> SHORT TASK: Return the listing below unchanged, minus its pictures.

Collected data
+---+
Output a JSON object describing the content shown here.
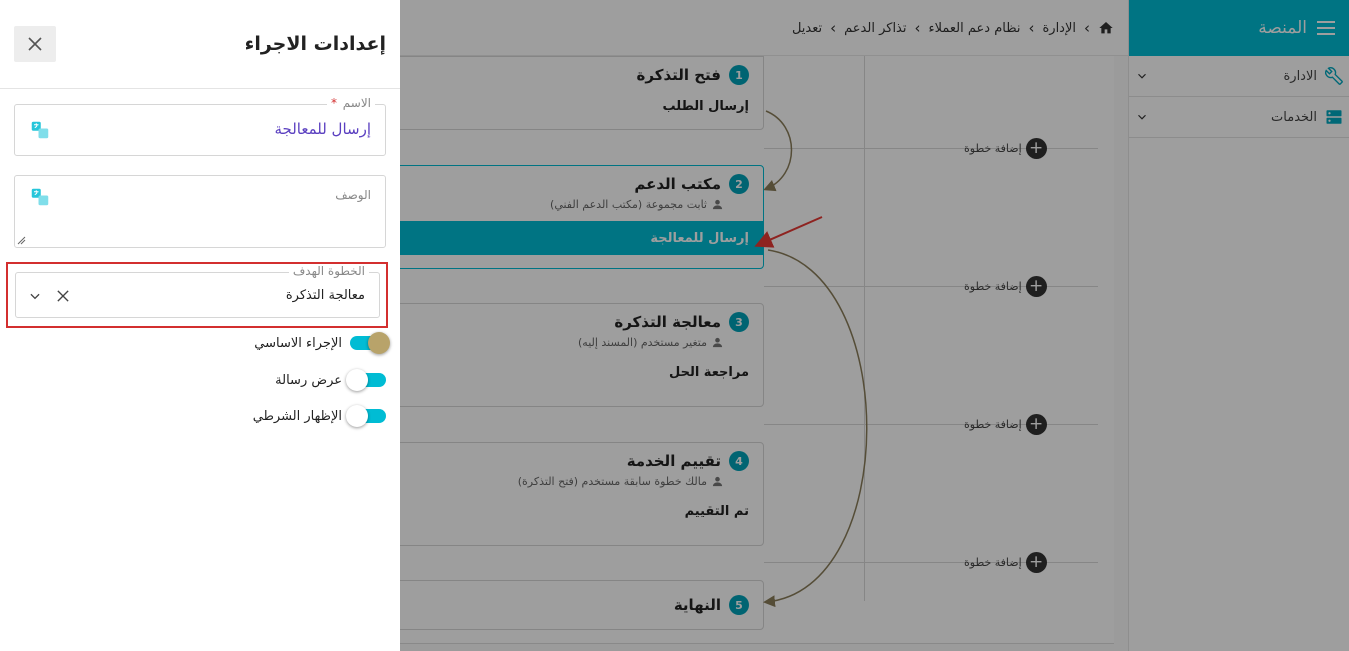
{
  "sidebar": {
    "title": "المنصة",
    "items": [
      {
        "label": "الادارة",
        "icon": "wrench-icon"
      },
      {
        "label": "الخدمات",
        "icon": "services-icon"
      }
    ]
  },
  "breadcrumb": [
    "الإدارة",
    "نظام دعم العملاء",
    "تذاكر الدعم",
    "تعديل"
  ],
  "steps": [
    {
      "num": "1",
      "title": "فتح التذكرة",
      "subtitle": "",
      "action": "إرسال الطلب"
    },
    {
      "num": "2",
      "title": "مكتب الدعم",
      "subtitle": "ثابت مجموعة (مكتب الدعم الفني)",
      "action": "إرسال للمعالجة"
    },
    {
      "num": "3",
      "title": "معالجة التذكرة",
      "subtitle": "متغير مستخدم (المسند إليه)",
      "action": "مراجعة الحل"
    },
    {
      "num": "4",
      "title": "تقييم الخدمة",
      "subtitle": "مالك خطوة سابقة مستخدم (فتح التذكرة)",
      "action": "تم التقييم"
    },
    {
      "num": "5",
      "title": "النهاية",
      "subtitle": "",
      "action": ""
    }
  ],
  "add_step_label": "إضافة خطوة",
  "drawer": {
    "title": "إعدادات الاجراء",
    "name_label": "الاسم",
    "name_required": "*",
    "name_value": "إرسال للمعالجة",
    "description_label": "الوصف",
    "target_label": "الخطوة الهدف",
    "target_value": "معالجة التذكرة",
    "toggles": [
      {
        "label": "الإجراء الاساسي",
        "on": true
      },
      {
        "label": "عرض رسالة",
        "on": false
      },
      {
        "label": "الإظهار الشرطي",
        "on": false
      }
    ]
  },
  "colors": {
    "accent": "#00bcd4",
    "step_number": "#00a2b8",
    "highlight_border": "#d32f2f",
    "connector": "#8a7d5a",
    "annotation_arrow": "#e53935"
  }
}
+---+
> TASK ANSWER:
Output a JSON object describing the content shown here.
{
  "sidebar": {
    "title": "المنصة",
    "items": [
      {
        "label": "الادارة",
        "icon": "wrench-icon"
      },
      {
        "label": "الخدمات",
        "icon": "services-icon"
      }
    ]
  },
  "breadcrumb": [
    "الإدارة",
    "نظام دعم العملاء",
    "تذاكر الدعم",
    "تعديل"
  ],
  "steps": [
    {
      "num": "1",
      "title": "فتح التذكرة",
      "subtitle": "",
      "action": "إرسال الطلب"
    },
    {
      "num": "2",
      "title": "مكتب الدعم",
      "subtitle": "ثابت مجموعة (مكتب الدعم الفني)",
      "action": "إرسال للمعالجة"
    },
    {
      "num": "3",
      "title": "معالجة التذكرة",
      "subtitle": "متغير مستخدم (المسند إليه)",
      "action": "مراجعة الحل"
    },
    {
      "num": "4",
      "title": "تقييم الخدمة",
      "subtitle": "مالك خطوة سابقة مستخدم (فتح التذكرة)",
      "action": "تم التقييم"
    },
    {
      "num": "5",
      "title": "النهاية",
      "subtitle": "",
      "action": ""
    }
  ],
  "add_step_label": "إضافة خطوة",
  "drawer": {
    "title": "إعدادات الاجراء",
    "name_label": "الاسم",
    "name_required": "*",
    "name_value": "إرسال للمعالجة",
    "description_label": "الوصف",
    "target_label": "الخطوة الهدف",
    "target_value": "معالجة التذكرة",
    "toggles": [
      {
        "label": "الإجراء الاساسي",
        "on": true
      },
      {
        "label": "عرض رسالة",
        "on": false
      },
      {
        "label": "الإظهار الشرطي",
        "on": false
      }
    ]
  },
  "colors": {
    "accent": "#00bcd4",
    "step_number": "#00a2b8",
    "highlight_border": "#d32f2f",
    "connector": "#8a7d5a",
    "annotation_arrow": "#e53935"
  }
}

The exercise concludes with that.